>> Begin

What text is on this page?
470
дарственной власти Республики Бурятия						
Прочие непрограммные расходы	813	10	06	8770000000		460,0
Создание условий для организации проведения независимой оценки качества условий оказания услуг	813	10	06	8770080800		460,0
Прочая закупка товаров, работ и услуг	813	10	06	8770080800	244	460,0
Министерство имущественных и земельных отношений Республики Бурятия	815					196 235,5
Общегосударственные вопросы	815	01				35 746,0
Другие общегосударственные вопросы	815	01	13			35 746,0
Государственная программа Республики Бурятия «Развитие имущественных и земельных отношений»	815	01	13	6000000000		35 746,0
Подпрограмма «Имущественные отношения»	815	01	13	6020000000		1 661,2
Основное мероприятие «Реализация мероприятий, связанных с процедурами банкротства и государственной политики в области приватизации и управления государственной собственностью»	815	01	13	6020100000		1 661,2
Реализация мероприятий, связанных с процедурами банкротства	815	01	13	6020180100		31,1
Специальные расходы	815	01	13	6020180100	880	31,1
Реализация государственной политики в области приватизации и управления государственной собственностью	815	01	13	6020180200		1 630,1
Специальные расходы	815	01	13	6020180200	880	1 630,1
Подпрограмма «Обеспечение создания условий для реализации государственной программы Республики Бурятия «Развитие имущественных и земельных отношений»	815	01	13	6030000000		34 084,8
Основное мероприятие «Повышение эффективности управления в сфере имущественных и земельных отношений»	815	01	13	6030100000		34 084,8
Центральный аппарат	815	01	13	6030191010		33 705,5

>> End

- Set exercise
Identify each line of the material where the word "Специальные" shows up, and copy it.

- Completed exercise
Специальные расходы	815	01	13	6020180100	880	31,1
Специальные расходы	815	01	13	6020180200	880	1 630,1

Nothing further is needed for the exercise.